THE PROBLEM. Repeat, exactly and completely, the material that follows. Omit the pictures.

** START OF SUPPLIED DATA **

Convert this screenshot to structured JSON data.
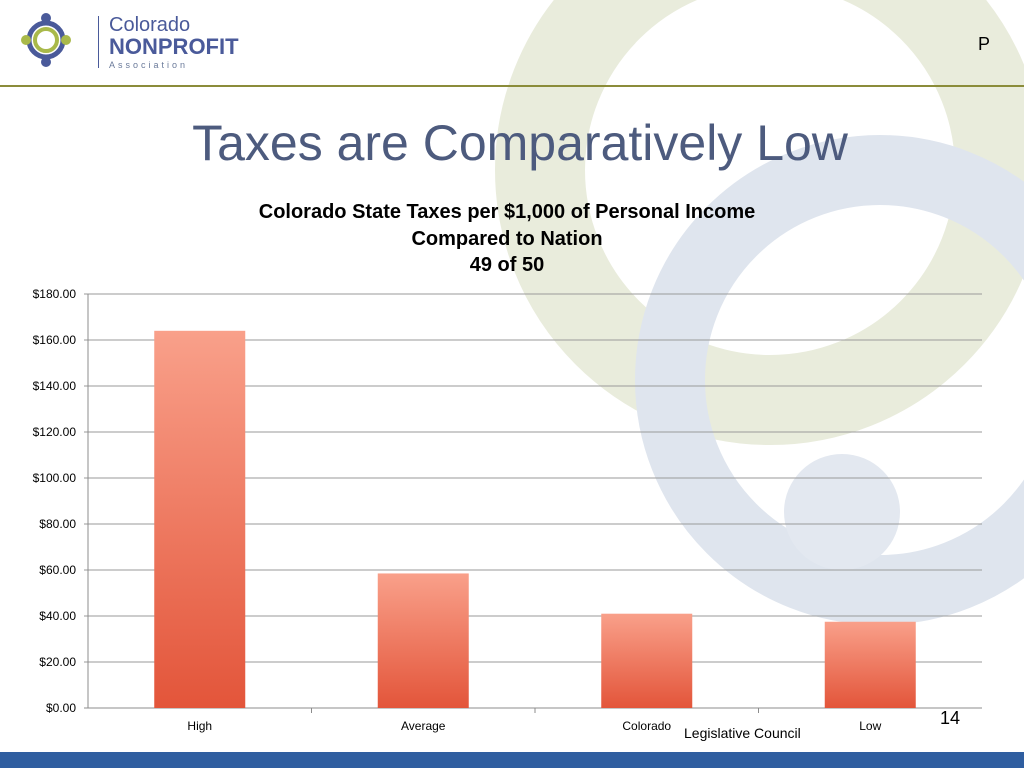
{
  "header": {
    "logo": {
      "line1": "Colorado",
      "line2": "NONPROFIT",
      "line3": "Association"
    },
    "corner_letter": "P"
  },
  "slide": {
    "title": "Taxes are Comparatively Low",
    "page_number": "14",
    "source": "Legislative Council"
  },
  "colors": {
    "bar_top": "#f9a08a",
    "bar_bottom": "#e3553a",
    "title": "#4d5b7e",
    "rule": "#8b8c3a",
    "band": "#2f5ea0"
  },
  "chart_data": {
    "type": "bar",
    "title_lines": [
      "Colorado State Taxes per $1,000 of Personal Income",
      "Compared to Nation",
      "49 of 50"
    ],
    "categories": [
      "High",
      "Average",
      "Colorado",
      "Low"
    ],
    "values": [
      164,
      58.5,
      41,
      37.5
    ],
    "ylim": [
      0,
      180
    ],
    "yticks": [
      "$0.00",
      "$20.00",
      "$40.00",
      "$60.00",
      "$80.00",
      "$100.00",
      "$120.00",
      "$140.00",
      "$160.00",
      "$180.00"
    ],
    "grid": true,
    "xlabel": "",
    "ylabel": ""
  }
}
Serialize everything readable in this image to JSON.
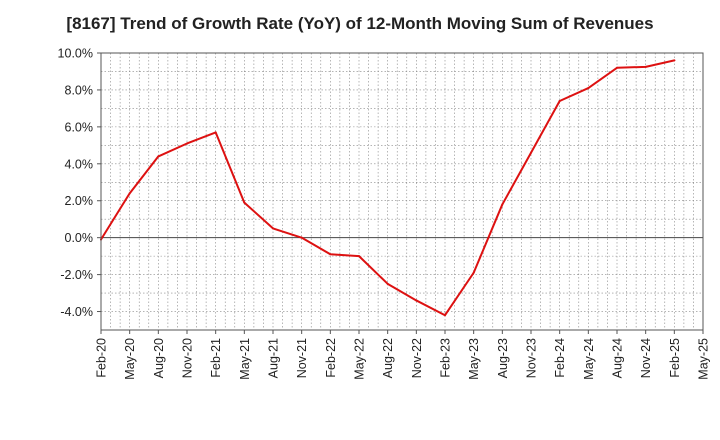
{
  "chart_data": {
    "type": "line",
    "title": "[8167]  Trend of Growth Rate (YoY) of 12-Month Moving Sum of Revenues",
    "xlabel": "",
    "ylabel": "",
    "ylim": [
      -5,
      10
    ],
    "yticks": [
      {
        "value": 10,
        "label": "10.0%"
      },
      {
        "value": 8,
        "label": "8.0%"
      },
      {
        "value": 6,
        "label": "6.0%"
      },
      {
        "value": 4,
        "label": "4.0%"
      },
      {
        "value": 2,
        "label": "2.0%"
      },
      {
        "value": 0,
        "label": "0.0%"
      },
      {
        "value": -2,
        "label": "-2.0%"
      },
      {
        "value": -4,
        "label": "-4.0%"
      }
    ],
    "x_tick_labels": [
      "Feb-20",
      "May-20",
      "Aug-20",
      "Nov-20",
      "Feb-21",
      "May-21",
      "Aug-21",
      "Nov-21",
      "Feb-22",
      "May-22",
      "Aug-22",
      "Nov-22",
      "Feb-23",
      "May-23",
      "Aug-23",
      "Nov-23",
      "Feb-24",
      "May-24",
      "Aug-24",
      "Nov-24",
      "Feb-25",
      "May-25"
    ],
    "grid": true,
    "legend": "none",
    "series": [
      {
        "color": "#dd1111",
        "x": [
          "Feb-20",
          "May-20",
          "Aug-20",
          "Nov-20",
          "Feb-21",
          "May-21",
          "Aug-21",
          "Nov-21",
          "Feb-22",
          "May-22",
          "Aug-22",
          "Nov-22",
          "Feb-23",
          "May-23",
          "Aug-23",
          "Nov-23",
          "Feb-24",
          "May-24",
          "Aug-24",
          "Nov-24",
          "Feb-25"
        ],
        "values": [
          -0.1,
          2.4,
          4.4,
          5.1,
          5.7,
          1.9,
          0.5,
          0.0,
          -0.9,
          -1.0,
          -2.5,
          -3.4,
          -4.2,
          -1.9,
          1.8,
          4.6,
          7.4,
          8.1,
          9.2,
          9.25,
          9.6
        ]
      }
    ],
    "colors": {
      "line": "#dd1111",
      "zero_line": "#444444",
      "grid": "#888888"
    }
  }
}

** END OF SUPPLIED DATA **

OUTPUT OF THE EXERCISE.
Convert this screenshot to structured JSON data.
{
  "header": {
    "logo": {
      "line1": "Colorado",
      "line2": "NONPROFIT",
      "line3": "Association"
    },
    "corner_letter": "P"
  },
  "slide": {
    "title": "Taxes are Comparatively Low",
    "page_number": "14",
    "source": "Legislative Council"
  },
  "colors": {
    "bar_top": "#f9a08a",
    "bar_bottom": "#e3553a",
    "title": "#4d5b7e",
    "rule": "#8b8c3a",
    "band": "#2f5ea0"
  },
  "chart_data": {
    "type": "bar",
    "title_lines": [
      "Colorado State Taxes per $1,000 of Personal Income",
      "Compared to Nation",
      "49 of 50"
    ],
    "categories": [
      "High",
      "Average",
      "Colorado",
      "Low"
    ],
    "values": [
      164,
      58.5,
      41,
      37.5
    ],
    "ylim": [
      0,
      180
    ],
    "yticks": [
      "$0.00",
      "$20.00",
      "$40.00",
      "$60.00",
      "$80.00",
      "$100.00",
      "$120.00",
      "$140.00",
      "$160.00",
      "$180.00"
    ],
    "grid": true,
    "xlabel": "",
    "ylabel": ""
  }
}
Serialize everything readable in this image to JSON.
{
  "chart_data": {
    "type": "line",
    "title": "[8167]  Trend of Growth Rate (YoY) of 12-Month Moving Sum of Revenues",
    "xlabel": "",
    "ylabel": "",
    "ylim": [
      -5,
      10
    ],
    "yticks": [
      {
        "value": 10,
        "label": "10.0%"
      },
      {
        "value": 8,
        "label": "8.0%"
      },
      {
        "value": 6,
        "label": "6.0%"
      },
      {
        "value": 4,
        "label": "4.0%"
      },
      {
        "value": 2,
        "label": "2.0%"
      },
      {
        "value": 0,
        "label": "0.0%"
      },
      {
        "value": -2,
        "label": "-2.0%"
      },
      {
        "value": -4,
        "label": "-4.0%"
      }
    ],
    "x_tick_labels": [
      "Feb-20",
      "May-20",
      "Aug-20",
      "Nov-20",
      "Feb-21",
      "May-21",
      "Aug-21",
      "Nov-21",
      "Feb-22",
      "May-22",
      "Aug-22",
      "Nov-22",
      "Feb-23",
      "May-23",
      "Aug-23",
      "Nov-23",
      "Feb-24",
      "May-24",
      "Aug-24",
      "Nov-24",
      "Feb-25",
      "May-25"
    ],
    "grid": true,
    "legend": "none",
    "series": [
      {
        "color": "#dd1111",
        "x": [
          "Feb-20",
          "May-20",
          "Aug-20",
          "Nov-20",
          "Feb-21",
          "May-21",
          "Aug-21",
          "Nov-21",
          "Feb-22",
          "May-22",
          "Aug-22",
          "Nov-22",
          "Feb-23",
          "May-23",
          "Aug-23",
          "Nov-23",
          "Feb-24",
          "May-24",
          "Aug-24",
          "Nov-24",
          "Feb-25"
        ],
        "values": [
          -0.1,
          2.4,
          4.4,
          5.1,
          5.7,
          1.9,
          0.5,
          0.0,
          -0.9,
          -1.0,
          -2.5,
          -3.4,
          -4.2,
          -1.9,
          1.8,
          4.6,
          7.4,
          8.1,
          9.2,
          9.25,
          9.6
        ]
      }
    ],
    "colors": {
      "line": "#dd1111",
      "zero_line": "#444444",
      "grid": "#888888"
    }
  }
}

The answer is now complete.